:: WHAT IS NEEDED ::
Filter the records for lines holding the string "this".

:: SOURCE MATERIAL ::
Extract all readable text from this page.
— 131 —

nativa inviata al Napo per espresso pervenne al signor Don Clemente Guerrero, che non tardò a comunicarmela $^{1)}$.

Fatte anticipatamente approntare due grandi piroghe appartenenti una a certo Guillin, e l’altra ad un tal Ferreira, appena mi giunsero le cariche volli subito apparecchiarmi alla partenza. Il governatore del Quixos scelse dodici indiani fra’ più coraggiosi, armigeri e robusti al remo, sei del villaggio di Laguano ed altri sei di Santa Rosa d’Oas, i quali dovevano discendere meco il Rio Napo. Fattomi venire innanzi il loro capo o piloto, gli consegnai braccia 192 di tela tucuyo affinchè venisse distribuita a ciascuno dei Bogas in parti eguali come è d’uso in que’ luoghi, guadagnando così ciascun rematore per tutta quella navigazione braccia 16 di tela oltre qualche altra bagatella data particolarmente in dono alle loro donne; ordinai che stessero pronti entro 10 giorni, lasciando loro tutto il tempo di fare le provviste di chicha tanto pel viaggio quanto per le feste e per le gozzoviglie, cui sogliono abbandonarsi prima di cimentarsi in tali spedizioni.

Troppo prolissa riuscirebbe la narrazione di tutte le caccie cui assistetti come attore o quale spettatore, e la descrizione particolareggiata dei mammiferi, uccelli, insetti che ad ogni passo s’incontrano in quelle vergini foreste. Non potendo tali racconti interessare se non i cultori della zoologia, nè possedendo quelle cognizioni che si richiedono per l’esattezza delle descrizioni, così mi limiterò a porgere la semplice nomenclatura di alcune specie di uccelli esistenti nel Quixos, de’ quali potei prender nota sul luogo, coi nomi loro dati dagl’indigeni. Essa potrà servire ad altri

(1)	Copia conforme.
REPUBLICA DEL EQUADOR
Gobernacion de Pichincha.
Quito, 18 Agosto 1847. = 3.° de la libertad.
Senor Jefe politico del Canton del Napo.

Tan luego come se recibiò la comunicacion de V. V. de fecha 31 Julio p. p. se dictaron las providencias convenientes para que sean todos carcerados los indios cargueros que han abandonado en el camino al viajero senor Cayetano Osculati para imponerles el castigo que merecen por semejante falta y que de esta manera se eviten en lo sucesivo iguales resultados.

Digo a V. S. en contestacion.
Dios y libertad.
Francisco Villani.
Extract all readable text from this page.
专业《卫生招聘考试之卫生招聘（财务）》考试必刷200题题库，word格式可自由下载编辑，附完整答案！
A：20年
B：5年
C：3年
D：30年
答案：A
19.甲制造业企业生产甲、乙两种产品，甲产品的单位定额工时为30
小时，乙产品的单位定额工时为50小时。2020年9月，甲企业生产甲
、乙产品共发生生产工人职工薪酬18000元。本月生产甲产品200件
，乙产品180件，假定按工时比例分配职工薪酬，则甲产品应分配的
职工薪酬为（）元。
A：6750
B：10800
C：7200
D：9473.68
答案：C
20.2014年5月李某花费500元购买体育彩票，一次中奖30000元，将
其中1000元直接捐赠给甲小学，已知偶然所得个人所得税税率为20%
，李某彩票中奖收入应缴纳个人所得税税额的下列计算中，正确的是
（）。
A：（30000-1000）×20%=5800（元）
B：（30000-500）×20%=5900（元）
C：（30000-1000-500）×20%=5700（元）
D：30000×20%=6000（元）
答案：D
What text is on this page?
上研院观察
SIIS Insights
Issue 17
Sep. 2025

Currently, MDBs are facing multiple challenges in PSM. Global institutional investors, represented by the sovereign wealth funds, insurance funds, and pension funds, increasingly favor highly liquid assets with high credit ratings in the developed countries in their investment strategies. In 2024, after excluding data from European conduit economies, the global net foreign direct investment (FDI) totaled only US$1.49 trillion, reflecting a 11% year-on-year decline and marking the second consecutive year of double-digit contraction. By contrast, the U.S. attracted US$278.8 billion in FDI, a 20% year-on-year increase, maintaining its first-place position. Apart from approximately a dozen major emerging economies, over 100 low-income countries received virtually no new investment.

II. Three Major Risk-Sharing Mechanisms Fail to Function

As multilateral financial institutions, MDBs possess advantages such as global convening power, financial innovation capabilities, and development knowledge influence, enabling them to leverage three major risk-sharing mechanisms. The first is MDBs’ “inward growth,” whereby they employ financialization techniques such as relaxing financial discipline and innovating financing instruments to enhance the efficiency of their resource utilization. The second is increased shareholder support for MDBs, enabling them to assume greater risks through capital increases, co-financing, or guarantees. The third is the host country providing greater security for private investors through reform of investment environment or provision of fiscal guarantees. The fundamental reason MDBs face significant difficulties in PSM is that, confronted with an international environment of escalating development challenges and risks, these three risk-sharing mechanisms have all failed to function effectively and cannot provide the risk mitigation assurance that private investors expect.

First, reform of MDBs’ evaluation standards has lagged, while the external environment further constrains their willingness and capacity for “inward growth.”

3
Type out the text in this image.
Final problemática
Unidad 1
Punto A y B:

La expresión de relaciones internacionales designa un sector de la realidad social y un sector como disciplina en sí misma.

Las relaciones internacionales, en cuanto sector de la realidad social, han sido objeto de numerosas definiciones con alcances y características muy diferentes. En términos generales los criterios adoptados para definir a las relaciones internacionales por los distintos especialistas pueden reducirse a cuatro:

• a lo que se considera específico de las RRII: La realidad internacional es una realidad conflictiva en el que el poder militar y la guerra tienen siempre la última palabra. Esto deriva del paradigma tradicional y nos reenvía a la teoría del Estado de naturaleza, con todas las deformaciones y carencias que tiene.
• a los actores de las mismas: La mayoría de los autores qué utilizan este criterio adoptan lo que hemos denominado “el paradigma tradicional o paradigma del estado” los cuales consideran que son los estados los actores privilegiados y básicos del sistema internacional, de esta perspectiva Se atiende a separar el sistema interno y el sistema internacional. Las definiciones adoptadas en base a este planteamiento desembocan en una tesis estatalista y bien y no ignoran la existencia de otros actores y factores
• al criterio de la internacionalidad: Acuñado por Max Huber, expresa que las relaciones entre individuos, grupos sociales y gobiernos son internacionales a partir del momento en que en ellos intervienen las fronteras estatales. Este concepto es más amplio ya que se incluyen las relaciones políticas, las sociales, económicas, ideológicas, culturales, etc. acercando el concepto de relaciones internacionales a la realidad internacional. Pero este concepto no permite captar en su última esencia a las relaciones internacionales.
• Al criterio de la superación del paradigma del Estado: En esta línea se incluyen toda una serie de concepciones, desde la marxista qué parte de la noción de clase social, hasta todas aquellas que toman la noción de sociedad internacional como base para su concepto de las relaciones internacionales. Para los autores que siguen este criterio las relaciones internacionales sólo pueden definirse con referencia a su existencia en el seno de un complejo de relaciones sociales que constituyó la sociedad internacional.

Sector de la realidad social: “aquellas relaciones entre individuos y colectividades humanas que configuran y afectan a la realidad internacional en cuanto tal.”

:: COMPLETE ANSWER ::
Extract all readable text from this page.
Extract all readable text from this page.
What text is on this page?
Type out the text in this image.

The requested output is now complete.